(Dataset excerpts)
• • •

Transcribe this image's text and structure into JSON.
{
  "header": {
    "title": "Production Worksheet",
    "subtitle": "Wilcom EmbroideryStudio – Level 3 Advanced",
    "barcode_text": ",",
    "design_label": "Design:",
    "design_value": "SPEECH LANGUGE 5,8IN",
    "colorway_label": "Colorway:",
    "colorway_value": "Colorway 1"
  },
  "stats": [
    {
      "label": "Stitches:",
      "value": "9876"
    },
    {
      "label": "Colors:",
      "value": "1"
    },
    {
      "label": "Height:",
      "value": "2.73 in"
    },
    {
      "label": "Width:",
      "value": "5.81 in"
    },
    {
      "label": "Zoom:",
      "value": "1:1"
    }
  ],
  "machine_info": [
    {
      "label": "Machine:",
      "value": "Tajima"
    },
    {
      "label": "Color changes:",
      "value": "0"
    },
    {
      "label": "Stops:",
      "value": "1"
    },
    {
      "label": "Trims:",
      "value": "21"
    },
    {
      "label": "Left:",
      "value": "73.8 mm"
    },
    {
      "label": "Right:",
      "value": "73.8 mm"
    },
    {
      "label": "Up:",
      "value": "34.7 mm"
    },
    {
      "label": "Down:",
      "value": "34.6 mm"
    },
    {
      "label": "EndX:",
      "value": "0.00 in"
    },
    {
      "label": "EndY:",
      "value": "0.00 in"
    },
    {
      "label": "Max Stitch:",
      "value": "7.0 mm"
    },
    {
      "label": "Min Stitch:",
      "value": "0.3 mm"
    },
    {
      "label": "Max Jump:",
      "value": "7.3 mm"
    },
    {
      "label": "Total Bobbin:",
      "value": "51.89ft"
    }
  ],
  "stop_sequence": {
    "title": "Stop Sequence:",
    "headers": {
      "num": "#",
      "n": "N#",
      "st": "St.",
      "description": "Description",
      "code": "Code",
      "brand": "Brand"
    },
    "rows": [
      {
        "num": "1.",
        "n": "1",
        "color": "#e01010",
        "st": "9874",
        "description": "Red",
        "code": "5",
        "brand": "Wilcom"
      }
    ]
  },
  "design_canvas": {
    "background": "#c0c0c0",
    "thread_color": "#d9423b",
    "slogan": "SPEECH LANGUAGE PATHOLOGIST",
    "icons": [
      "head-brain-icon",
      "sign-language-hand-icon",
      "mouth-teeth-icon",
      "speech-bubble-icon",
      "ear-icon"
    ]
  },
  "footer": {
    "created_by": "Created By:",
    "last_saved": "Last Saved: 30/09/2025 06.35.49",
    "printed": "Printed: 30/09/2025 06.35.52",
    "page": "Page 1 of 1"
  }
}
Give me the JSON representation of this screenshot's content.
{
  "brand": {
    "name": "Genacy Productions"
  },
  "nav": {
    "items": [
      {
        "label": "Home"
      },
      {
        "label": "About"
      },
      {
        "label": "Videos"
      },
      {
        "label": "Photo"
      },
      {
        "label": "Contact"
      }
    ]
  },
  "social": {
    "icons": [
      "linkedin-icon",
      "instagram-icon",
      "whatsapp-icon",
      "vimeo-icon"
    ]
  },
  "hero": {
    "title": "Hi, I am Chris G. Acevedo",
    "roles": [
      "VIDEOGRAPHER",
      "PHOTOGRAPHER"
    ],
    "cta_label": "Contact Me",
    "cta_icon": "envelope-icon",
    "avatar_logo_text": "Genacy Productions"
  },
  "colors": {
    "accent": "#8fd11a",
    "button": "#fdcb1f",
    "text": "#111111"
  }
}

• • •

• _Task goal_
Tally up the lines holding the string "description" in this listing, and report the total alone.

• _Worked answer_
2